** start of Records for processing **

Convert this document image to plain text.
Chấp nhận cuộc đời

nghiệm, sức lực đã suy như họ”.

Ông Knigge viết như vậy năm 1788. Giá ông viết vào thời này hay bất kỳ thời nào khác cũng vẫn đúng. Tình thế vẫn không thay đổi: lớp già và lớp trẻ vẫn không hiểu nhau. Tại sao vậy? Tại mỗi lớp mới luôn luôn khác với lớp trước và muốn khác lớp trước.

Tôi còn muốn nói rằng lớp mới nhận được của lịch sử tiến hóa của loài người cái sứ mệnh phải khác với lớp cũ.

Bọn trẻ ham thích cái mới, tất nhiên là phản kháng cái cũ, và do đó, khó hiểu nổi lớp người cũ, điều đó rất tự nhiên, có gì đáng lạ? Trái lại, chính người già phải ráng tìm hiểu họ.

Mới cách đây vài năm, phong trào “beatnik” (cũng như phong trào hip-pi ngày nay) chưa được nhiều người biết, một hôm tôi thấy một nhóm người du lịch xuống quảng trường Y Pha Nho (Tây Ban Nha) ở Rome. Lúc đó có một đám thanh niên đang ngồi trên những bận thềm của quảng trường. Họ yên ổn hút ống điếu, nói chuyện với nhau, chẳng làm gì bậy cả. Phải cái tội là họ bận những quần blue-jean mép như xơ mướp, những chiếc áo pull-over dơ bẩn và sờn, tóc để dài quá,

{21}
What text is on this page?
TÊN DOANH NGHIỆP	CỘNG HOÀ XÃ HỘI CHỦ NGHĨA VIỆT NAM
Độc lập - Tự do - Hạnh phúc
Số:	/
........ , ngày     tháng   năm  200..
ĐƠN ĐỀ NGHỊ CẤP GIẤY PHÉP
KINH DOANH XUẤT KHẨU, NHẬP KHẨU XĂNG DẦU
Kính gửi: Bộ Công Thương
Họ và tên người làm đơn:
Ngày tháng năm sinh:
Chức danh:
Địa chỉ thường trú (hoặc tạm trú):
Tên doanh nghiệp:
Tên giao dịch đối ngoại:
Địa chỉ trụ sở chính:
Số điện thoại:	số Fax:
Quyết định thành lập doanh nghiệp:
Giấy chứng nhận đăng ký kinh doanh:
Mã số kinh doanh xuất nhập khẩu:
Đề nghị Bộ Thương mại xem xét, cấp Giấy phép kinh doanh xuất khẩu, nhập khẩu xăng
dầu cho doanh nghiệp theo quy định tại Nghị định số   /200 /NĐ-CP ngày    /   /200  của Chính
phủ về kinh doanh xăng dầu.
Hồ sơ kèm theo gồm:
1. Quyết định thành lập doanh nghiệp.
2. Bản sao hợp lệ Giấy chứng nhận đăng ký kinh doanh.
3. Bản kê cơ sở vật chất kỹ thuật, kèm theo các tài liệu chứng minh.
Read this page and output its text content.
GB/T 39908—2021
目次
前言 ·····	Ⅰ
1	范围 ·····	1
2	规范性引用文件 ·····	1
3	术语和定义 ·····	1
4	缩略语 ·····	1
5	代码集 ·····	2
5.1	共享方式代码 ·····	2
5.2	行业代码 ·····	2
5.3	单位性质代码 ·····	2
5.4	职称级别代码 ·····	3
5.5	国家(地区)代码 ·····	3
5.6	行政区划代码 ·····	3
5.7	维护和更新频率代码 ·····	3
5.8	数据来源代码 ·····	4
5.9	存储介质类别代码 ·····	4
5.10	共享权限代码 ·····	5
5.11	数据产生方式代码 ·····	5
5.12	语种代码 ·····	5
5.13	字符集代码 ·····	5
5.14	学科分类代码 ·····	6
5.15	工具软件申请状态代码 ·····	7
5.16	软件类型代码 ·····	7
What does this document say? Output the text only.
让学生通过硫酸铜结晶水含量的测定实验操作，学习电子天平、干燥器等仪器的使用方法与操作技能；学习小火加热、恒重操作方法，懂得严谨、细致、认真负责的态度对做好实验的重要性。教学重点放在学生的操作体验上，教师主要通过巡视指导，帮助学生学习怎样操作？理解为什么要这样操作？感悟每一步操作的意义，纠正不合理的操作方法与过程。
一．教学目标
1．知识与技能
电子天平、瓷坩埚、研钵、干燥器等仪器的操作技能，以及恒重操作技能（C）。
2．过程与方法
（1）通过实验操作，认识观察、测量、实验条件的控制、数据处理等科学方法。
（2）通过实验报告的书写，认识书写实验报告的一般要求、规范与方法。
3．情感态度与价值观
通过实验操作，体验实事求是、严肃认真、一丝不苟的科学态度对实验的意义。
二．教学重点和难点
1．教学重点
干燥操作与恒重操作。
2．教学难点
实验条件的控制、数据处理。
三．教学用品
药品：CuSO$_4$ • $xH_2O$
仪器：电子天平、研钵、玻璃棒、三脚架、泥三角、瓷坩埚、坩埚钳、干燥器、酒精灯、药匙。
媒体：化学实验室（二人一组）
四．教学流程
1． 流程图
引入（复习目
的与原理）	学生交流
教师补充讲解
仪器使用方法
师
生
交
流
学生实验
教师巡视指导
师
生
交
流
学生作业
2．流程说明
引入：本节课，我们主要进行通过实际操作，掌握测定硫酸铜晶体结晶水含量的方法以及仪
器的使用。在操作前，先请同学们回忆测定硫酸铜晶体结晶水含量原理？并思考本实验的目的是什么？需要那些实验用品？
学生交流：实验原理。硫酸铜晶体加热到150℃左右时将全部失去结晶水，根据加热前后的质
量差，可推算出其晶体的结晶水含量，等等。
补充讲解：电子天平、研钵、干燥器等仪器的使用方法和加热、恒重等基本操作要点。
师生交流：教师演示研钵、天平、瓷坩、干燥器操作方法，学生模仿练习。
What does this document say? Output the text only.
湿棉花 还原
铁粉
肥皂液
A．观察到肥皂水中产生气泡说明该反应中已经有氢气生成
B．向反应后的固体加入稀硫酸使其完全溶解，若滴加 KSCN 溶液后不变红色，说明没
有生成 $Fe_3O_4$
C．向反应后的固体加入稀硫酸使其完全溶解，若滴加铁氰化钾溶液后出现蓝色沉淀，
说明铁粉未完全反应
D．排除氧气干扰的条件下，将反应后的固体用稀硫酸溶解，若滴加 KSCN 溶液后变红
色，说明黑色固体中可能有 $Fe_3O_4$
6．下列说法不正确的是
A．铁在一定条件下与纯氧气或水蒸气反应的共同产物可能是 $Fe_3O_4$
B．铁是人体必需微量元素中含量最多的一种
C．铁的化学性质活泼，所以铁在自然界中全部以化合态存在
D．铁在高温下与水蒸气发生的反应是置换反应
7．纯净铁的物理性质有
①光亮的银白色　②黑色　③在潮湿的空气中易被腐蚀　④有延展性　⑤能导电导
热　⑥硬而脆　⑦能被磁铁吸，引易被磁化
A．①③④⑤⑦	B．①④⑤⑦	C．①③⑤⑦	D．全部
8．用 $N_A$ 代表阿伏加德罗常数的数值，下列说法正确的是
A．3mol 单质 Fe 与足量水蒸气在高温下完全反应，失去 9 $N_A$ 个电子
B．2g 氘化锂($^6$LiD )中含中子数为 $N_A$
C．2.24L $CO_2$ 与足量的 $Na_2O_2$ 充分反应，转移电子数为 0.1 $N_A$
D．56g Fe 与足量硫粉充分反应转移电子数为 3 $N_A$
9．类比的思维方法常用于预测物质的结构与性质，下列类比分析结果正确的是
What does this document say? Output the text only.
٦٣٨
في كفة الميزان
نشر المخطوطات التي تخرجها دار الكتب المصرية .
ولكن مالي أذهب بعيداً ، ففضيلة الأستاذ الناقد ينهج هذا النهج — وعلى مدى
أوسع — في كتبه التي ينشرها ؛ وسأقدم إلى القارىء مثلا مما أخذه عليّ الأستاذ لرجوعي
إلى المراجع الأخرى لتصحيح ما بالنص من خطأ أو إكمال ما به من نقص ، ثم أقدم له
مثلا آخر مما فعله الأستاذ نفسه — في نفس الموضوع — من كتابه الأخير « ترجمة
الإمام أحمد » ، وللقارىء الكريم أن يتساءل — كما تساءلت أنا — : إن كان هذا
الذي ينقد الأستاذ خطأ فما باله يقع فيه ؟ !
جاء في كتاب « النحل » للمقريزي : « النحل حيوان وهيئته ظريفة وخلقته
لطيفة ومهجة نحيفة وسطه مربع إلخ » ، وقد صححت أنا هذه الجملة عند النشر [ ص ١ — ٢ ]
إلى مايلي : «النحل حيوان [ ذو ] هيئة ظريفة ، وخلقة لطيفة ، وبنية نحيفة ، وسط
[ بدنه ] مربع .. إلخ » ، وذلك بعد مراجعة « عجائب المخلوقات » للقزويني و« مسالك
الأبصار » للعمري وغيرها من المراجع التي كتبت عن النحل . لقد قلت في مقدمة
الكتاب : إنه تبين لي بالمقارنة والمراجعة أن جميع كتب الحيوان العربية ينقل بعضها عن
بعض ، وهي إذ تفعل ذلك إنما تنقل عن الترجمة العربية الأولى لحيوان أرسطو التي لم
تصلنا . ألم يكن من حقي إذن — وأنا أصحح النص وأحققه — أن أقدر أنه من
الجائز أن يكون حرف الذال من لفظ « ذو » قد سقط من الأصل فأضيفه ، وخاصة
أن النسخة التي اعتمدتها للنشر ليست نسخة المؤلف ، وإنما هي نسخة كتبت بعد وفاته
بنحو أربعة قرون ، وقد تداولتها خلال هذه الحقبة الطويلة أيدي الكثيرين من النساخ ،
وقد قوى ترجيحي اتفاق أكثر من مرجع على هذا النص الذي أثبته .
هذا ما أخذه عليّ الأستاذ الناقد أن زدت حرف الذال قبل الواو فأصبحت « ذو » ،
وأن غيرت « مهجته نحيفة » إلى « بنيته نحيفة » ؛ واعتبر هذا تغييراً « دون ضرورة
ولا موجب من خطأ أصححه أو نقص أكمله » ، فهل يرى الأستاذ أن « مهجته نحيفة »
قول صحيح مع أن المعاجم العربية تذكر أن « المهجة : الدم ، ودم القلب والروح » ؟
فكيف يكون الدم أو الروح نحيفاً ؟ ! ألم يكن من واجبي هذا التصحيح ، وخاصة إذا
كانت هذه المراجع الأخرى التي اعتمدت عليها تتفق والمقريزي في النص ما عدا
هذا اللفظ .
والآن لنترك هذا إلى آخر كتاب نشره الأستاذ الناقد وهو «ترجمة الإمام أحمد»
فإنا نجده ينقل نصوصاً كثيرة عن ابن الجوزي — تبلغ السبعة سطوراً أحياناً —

** end of Records for processing **

> _Exercise objective_
Scan the data above and copy every line with "cũng" in it.

> _Response to the task_
Ông Knigge viết như vậy năm 1788. Giá ông viết vào thời này hay bất kỳ thời nào khác cũng vẫn đúng. Tình thế vẫn không thay đổi: lớp già và lớp trẻ vẫn không hiểu nhau. Tại sao vậy? Tại mỗi lớp mới luôn luôn khác với lớp trước và muốn khác lớp trước.
Mới cách đây vài năm, phong trào “beatnik” (cũng như phong trào hip-pi ngày nay) chưa được nhiều người biết, một hôm tôi thấy một nhóm người du lịch xuống quảng trường Y Pha Nho (Tây Ban Nha) ở Rome. Lúc đó có một đám thanh niên đang ngồi trên những bận thềm của quảng trường. Họ yên ổn hút ống điếu, nói chuyện với nhau, chẳng làm gì bậy cả. Phải cái tội là họ bận những quần blue-jean mép như xơ mướp, những chiếc áo pull-over dơ bẩn và sờn, tóc để dài quá,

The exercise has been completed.